Richiesta A: Ricopia alla lettera una parte del brano sull'adulterio, iniziando dalle parole che contengono "Il settimo comandamento" e fermandoti dopo "adulti della CEI.".
Richiesta B:
Rispondi a queste domande basandoti sul brano sull'adulterio:
(i) In che anno l'adulterio è stato depenalizzato in Italia?
(ii) In che anno fu pubblicato il Catechismo romano?
(iii) In quale Decalogo l'adulterio è messo al primo posto della seconda Tavola?
Richiesta C: Prosegui il brano sull'adulterio partendo dopo la sua ultima frase.

Brano proposto:

▼

Può certo stupire che in tempi come i nostri, in cui la società propone tanti modelli di famiglia e si è affermata una nuova e diversa visione del rapporto di coppia, si voglia affrontare il tema dell’adulterio, quale segno della crisi, per alcuni irreversibile, che travaglia ordinamenti e stili di vita. Nel nome della libertà individuale non se ne fa più generalmente oggetto di grave censura; non allarma le coscienze nella misura in cui la tradizione, il comune sentire, fino a tempi non lontani vi ravvisava un fenomeno di fatale disgregazione. Quale reato è stato anche in Italia depenalizzato nel 1969 (prima l’art. 559 del C. P. lo puniva con la reclusione fino ad un anno, sino a due in caso di relazione adulterina).
Il settimo comandamento della Bibbia ebraica, sesto nella catechesi cattolica, è esteso nell’accezione del Catechismo romano, pubblicato nel 1566 per decreto del Concilio di Trento, al commettere atti impuri. Questa è la versione di non moechaberis (al divieto della colpa – due pagine di commento – fa seguito l’imposizione della castità dell’animo e del corpo – cinque pagine). I termini esatti sono recuperati nel Catechismo della Chiesa cattolica del 1992, non così nel Catechismo degli adulti della CEI.
Nei tempi contemplati dal Pentateuco l’adulterio è severamente punito (con la morte) in quanto lede il diritto di proprietà, che ogni uomo sposato esercita e conserva nei riguardi di sua moglie, come il padre nei confronti della figlia. L’uomo può commettere adulterio solo nei confronti di un matrimonio altrui, la donna solo nei confronti del proprio. Ma più ancora si tratta di un attentato alla continuità della famiglia nell’integrità della discendenza. L’osservanza della prescrizione poi rientra nel progetto di santificazione del popolo di Dio. La massima riprovazione è nel Decalogo di Filone di Alessandria, che lo pone al primo posto della seconda Tavola. La morte avveniva per lapidazione (Dt 22,28) o per strangolamento. I Profeti ne parlano come metafora del tradimento di Israele verso Dio, ma anche in senso proprio (Ger 7,9; Ez 33,26). Nella letteratura sapienziale (la Sapienza è una persona divina, figlia di Dio,sua primogenita) la responsabilità dell’adulterio è imputata alla donna, che seduce l’uomo stolto, promette gioie celestiali per indurre al fallimento e alla rovina, materiale e morale.

▲

Record forniti:
▼

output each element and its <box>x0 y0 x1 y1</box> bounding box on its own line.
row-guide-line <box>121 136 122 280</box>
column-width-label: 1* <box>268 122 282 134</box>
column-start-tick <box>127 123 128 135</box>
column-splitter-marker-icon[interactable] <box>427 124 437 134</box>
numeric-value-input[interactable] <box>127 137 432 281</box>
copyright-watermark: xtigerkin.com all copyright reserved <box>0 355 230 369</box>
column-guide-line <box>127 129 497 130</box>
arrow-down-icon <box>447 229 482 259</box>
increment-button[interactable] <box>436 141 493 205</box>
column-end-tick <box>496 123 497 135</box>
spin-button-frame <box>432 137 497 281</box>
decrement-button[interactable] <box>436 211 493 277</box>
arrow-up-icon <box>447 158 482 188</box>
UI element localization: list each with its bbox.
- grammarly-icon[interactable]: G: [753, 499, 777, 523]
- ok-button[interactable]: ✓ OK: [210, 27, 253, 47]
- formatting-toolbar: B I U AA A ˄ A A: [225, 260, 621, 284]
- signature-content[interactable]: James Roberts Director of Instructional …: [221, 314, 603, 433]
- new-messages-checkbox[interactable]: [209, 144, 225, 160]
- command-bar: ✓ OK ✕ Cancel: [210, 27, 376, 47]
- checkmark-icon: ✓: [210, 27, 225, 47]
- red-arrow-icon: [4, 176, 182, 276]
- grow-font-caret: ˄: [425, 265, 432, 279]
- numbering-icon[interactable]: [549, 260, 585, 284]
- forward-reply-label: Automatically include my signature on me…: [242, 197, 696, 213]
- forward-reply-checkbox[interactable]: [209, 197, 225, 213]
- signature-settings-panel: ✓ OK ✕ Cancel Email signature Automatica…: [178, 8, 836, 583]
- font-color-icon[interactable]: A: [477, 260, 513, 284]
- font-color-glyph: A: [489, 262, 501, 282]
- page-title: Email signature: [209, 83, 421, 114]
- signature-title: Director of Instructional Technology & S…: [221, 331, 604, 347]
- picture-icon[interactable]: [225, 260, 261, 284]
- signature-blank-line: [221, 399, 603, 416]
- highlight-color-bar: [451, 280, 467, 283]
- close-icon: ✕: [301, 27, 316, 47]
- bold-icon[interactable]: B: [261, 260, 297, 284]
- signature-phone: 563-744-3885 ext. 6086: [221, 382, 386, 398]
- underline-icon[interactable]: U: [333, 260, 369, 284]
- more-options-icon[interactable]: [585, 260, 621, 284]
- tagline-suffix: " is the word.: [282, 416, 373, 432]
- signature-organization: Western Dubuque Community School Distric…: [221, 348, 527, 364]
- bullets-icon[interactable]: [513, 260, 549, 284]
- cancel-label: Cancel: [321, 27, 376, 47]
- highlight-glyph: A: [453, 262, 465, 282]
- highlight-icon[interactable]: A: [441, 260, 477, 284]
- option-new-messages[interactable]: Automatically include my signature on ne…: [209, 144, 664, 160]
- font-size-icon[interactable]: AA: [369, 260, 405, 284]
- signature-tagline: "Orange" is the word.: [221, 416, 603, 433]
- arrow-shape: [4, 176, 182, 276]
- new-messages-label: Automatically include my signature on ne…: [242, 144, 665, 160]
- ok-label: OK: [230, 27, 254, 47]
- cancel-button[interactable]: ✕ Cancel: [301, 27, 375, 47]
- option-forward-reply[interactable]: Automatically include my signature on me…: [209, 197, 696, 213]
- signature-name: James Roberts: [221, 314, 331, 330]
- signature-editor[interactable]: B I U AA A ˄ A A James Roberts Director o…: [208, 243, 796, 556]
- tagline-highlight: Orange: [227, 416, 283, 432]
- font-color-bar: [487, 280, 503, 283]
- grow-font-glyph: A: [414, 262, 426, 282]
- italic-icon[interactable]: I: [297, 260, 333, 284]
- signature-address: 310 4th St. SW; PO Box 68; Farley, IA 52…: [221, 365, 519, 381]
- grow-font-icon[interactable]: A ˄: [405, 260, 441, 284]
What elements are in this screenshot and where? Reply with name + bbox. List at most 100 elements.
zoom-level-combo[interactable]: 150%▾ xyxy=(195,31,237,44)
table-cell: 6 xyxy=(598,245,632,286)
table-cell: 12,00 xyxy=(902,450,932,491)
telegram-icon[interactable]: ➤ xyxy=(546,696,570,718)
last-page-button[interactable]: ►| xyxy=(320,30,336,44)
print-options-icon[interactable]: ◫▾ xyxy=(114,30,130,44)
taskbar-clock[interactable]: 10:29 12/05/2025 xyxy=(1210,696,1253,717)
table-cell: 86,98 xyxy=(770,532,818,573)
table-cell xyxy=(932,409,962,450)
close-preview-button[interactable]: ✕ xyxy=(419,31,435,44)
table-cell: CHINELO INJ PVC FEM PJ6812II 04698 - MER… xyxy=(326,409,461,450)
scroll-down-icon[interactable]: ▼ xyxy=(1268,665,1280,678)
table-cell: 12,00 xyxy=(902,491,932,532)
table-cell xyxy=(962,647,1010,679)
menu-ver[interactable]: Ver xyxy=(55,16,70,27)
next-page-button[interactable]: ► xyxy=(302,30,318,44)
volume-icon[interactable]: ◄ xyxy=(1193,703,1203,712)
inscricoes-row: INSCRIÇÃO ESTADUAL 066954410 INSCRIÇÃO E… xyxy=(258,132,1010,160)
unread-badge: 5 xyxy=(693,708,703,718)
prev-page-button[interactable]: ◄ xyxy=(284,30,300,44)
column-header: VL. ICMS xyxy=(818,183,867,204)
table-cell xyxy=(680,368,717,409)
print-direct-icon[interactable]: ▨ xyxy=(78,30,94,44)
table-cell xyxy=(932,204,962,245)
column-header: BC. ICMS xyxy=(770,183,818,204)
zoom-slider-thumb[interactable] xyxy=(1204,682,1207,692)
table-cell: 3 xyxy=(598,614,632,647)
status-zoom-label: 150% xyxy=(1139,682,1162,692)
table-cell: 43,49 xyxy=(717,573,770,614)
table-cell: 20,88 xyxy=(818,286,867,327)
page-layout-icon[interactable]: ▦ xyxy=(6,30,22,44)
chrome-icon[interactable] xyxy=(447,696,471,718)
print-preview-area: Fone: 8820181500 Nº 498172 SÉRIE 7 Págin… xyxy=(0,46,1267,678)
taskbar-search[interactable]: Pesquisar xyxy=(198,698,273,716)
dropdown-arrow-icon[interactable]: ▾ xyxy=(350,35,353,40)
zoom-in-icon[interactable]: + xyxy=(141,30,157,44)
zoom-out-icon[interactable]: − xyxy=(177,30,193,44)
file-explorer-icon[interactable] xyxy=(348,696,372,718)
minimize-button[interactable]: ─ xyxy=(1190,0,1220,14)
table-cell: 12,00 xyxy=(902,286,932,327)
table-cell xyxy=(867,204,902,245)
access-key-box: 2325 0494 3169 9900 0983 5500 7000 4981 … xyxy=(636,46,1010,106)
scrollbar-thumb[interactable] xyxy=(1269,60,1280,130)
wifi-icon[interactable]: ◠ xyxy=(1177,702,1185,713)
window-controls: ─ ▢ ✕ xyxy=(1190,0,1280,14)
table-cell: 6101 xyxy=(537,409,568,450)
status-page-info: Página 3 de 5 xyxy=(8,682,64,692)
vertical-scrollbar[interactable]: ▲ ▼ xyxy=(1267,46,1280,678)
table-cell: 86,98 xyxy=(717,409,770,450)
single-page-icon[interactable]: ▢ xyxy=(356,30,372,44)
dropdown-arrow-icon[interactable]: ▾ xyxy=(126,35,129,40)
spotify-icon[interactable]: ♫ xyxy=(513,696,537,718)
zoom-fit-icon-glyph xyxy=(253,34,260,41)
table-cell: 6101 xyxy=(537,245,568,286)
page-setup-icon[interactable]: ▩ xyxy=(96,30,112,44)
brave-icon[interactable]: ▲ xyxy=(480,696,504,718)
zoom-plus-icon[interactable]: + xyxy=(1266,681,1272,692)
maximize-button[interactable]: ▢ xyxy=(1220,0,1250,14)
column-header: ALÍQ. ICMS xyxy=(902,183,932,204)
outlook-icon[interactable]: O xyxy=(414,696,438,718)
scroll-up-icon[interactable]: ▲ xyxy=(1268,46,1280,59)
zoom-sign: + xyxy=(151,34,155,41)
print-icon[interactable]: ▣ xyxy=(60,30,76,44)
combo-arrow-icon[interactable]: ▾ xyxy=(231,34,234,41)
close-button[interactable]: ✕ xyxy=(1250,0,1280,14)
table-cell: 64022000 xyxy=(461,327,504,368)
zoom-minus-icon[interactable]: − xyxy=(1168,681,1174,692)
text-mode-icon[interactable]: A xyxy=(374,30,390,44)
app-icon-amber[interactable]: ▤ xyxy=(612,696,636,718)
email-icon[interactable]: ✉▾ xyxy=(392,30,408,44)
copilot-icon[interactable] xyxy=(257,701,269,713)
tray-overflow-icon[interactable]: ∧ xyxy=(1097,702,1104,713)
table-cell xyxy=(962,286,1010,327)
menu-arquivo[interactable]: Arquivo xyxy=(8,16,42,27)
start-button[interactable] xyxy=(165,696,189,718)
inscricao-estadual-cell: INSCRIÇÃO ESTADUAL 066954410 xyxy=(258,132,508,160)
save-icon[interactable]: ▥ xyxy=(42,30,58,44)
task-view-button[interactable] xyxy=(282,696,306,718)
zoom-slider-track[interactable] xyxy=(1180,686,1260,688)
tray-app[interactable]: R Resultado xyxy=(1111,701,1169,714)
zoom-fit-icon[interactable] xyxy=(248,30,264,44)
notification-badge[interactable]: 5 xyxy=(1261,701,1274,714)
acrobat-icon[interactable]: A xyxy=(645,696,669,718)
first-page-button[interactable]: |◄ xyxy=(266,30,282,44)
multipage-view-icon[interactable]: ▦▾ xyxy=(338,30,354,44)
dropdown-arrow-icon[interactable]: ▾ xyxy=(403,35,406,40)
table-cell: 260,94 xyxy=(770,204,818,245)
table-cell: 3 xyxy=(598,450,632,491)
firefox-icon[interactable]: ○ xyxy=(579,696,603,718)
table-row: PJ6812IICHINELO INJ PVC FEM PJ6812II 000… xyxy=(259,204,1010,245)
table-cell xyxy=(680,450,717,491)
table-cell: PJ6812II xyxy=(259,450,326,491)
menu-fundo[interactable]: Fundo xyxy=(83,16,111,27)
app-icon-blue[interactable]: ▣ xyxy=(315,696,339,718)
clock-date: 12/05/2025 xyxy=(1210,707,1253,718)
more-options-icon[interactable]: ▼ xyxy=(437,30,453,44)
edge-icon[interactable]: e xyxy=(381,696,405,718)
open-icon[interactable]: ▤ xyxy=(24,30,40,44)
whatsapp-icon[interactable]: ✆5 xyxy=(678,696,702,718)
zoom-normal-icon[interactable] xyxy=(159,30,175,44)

▲

Risposta A:
Il settimo comandamento della Bibbia ebraica, sesto nella catechesi cattolica, è esteso nell’accezione del Catechismo romano, pubblicato nel 1566 per decreto del Concilio di Trento, al commettere atti impuri. Questa è la versione di non moechaberis (al divieto della colpa – due pagine di commento – fa seguito l’imposizione della castità dell’animo e del corpo – cinque pagine). I termini esatti sono recuperati nel Catechismo della Chiesa cattolica del 1992, non così nel Catechismo degli adulti della CEI.

Risposta B:
(i) Nel 1969.
(ii) Nel 1566.
(iii) Nel Decalogo di Filone di Alessandria.

Risposta C:
Cristo, che ha mantenuto sempre grande libertà nei confronti delle donne, in contrasto con la paura che ha sempre contraddistinto la religiosità giudaica del tempo,non ha certo intenzione di abolire la Legge, bensì vuole ampliarne e approfondirne la portata. Mt 5, 27-28: Avete inteso che fu detto: Non farai adulterio. Io invece vi dico che chiunque guarda una donna per desiderarla, già ha commesso adulterio con essa nel suo cuore. È una riprovazione anche della concupiscenza negli occhi, dello sguardo lascivo, la condanna della volontà di appropriazione e di possesso. L’adulterio del cuore è altrettanto trasgressivo. Ed il pericolo maggiore viene dall’uomo, non dalla donna. La proposta è di un vincolo coniugale sostanziale di reciproca fedeltà in una visione unitaria della persona umana. Gesù nega anche la legittimità del ripudio. L’uomo e la donna sono stati creati per unirsi, non per separarsi. Mt 19,6: Quello che Dio ha congiunto l’uomo non separi. Comunque a conclusione dell’episodio dell’adultera le parole di Gesù sono di misericordia, ma non condiscendenti verso l’errore: Neppure io ti condanno. Và, e d’ora in poi non peccare più (Gv 8,11). Quanto a Paolo questa è la sentenza: gli adulteri non erediteranno il Regno di Dio ( 1 Cor 6,9).
Alla linea del rigore si attengono il Pastore di Erma, Origene, Tertulliano, non Cipriano. Dal IV – V secolo si sviluppa una visione sessuofobica del rapporto uomo-donna, mentre la Riforma protestante attribuisce al matrimonio un onore addirittura superiore alla condizione di verginità e celibato.
In Grecia alle donne si imponeva che si astenessero da qualunque rapporto sessuale, se non entro la sfera del matrimonio. In Roma, nei primi secoli della città, si celebrava la virtù delle matrone (con la morte di Lucrezia si affermarono libertà e nascita della repubblica), ma Catone sottolineava la diversa condizione di maschi e femmine così: se lei sorprende te (in adulterio), invece, non può toccarti neppure con un dito. E ancora Catone (Livio 34, 3, 2): non appena (le donne) avranno la parità, ci comanderanno. Colla decadenza dei costumi e l’emancipazione progressiva ecco nel 18 a.C. la Lex Iulia de adulteriis, con l’affidamento anche ai cittadini della richiesta di punizione, prima riservata a padri e mariti, quindi la denuncia affocata e misogina di Giovenale . Nel III e IV secolo d.C. peraltro si delinea una forte tendenza ad estendere i limiti di impunità dei mariti.
Nel 1588 a Milano entra sulla scena l’omicidio honoris causa: infamante è per il marito non farsi giustizia di persona. Mentre il Codice Zanardelli (1890) e il Codice Rocco (1930) riconoscono il diritto alla vendetta agli ascendenti maschi, ai fratelli e alla sorella, il Codice austriaco del 1811, esteso al LombardoVeneto nel 1816, punisce come reato anche l’adulterio del marito, a differenza della legislazione napoleonica rivolta solo a punire l’adulterio femminile.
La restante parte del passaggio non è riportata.